Chart and figure data
>>>
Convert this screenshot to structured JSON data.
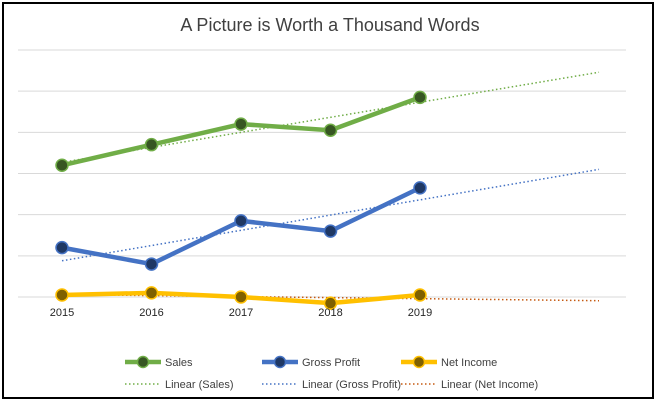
{
  "chart_data": {
    "type": "line",
    "title": "A Picture is Worth a Thousand Words",
    "categories": [
      "2015",
      "2016",
      "2017",
      "2018",
      "2019"
    ],
    "ylim": [
      0,
      6
    ],
    "grid": true,
    "legend_position": "bottom",
    "series": [
      {
        "name": "Sales",
        "values": [
          3.2,
          3.7,
          4.2,
          4.05,
          4.85
        ],
        "color": "#70ad47",
        "marker_color": "#375623"
      },
      {
        "name": "Gross Profit",
        "values": [
          1.2,
          0.8,
          1.85,
          1.6,
          2.65
        ],
        "color": "#4472c4",
        "marker_color": "#1f3864"
      },
      {
        "name": "Net Income",
        "values": [
          0.05,
          0.1,
          0.0,
          -0.15,
          0.05
        ],
        "color": "#ffc000",
        "marker_color": "#7f6000"
      }
    ],
    "trendlines": [
      {
        "name": "Linear (Sales)",
        "series": "Sales",
        "type": "linear",
        "color": "#70ad47"
      },
      {
        "name": "Linear (Gross Profit)",
        "series": "Gross Profit",
        "type": "linear",
        "color": "#4472c4"
      },
      {
        "name": "Linear (Net Income)",
        "series": "Net Income",
        "type": "linear",
        "color": "#c55a11"
      }
    ],
    "trendline_forward_periods": 2
  }
}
<<<
(PROBLEM REQUIREMENTS)
Search the records for the string "name" and return every line in which it occurs.

(OUTPUT OF THE EXERCISE)
        "name": "Sales",
        "name": "Gross Profit",
        "name": "Net Income",
        "name": "Linear (Sales)",
        "name": "Linear (Gross Profit)",
        "name": "Linear (Net Income)",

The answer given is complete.